## EXERCISE
Each entry must appear again exactly as it does in the source.
--- Start of MATERIAL ---
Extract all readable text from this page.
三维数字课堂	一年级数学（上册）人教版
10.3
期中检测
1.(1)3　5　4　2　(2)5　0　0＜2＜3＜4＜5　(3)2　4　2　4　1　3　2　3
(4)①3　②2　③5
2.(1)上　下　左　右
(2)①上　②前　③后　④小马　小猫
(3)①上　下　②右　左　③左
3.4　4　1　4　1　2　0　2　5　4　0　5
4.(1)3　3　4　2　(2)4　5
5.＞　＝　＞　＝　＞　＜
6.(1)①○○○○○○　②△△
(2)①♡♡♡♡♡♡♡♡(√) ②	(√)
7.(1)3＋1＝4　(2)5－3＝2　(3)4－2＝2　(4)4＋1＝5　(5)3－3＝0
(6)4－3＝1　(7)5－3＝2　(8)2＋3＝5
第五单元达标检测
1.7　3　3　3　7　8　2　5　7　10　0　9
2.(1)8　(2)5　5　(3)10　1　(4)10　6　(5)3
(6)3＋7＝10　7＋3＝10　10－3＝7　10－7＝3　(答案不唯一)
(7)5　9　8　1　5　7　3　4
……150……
--- End of MATERIAL ---
## THE RESULT
Extract all readable text from this page.
三维数字课堂	一年级数学（上册）人教版
10.3
期中检测
1.(1)3　5　4　2　(2)5　0　0＜2＜3＜4＜5　(3)2　4　2　4　1　3　2　3
(4)①3　②2　③5
2.(1)上　下　左　右
(2)①上　②前　③后　④小马　小猫
(3)①上　下　②右　左　③左
3.4　4　1　4　1　2　0　2　5　4　0　5
4.(1)3　3　4　2　(2)4　5
5.＞　＝　＞　＝　＞　＜
6.(1)①○○○○○○　②△△
(2)①♡♡♡♡♡♡♡♡(√) ②	(√)
7.(1)3＋1＝4　(2)5－3＝2　(3)4－2＝2　(4)4＋1＝5　(5)3－3＝0
(6)4－3＝1　(7)5－3＝2　(8)2＋3＝5
第五单元达标检测
1.7　3　3　3　7　8　2　5　7　10　0　9
2.(1)8　(2)5　5　(3)10　1　(4)10　6　(5)3
(6)3＋7＝10　7＋3＝10　10－3＝7　10－7＝3　(答案不唯一)
(7)5　9　8　1　5　7　3　4
……150……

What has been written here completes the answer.